══ PROVIDED DATA
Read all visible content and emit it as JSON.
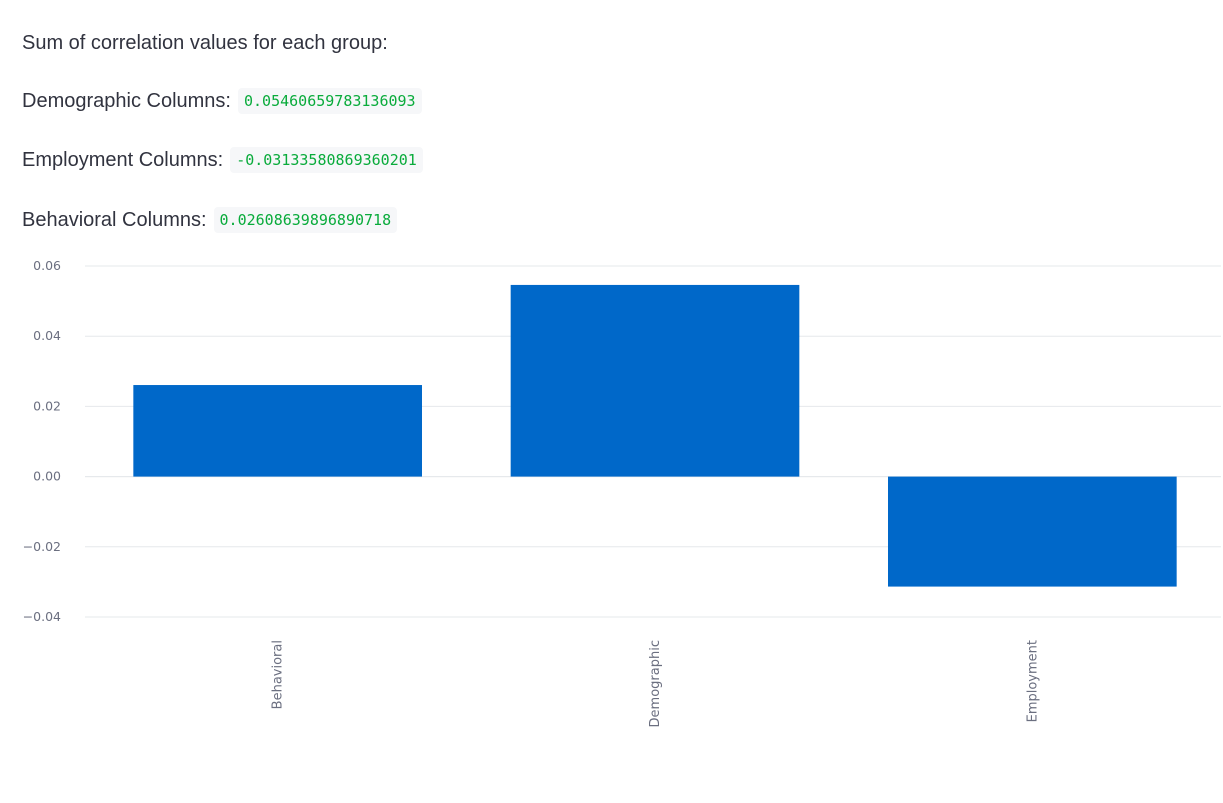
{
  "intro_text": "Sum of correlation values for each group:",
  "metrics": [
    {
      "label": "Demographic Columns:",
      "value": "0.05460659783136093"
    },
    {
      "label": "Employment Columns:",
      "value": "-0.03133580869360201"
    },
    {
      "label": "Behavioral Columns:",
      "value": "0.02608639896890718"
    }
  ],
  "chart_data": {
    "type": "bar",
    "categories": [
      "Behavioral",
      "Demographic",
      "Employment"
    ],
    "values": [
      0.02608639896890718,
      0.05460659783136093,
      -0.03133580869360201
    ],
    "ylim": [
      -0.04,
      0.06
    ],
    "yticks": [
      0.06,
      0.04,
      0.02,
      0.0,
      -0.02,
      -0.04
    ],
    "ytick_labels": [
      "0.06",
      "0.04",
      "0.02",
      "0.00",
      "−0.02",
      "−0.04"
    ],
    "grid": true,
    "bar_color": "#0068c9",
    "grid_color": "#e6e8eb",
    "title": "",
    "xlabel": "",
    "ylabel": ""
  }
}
════
Restate the full listing verbatim and drop every picture.

Read all visible content and emit it as JSON.
{
  "intro_text": "Sum of correlation values for each group:",
  "metrics": [
    {
      "label": "Demographic Columns:",
      "value": "0.05460659783136093"
    },
    {
      "label": "Employment Columns:",
      "value": "-0.03133580869360201"
    },
    {
      "label": "Behavioral Columns:",
      "value": "0.02608639896890718"
    }
  ],
  "chart_data": {
    "type": "bar",
    "categories": [
      "Behavioral",
      "Demographic",
      "Employment"
    ],
    "values": [
      0.02608639896890718,
      0.05460659783136093,
      -0.03133580869360201
    ],
    "ylim": [
      -0.04,
      0.06
    ],
    "yticks": [
      0.06,
      0.04,
      0.02,
      0.0,
      -0.02,
      -0.04
    ],
    "ytick_labels": [
      "0.06",
      "0.04",
      "0.02",
      "0.00",
      "−0.02",
      "−0.04"
    ],
    "grid": true,
    "bar_color": "#0068c9",
    "grid_color": "#e6e8eb",
    "title": "",
    "xlabel": "",
    "ylabel": ""
  }
}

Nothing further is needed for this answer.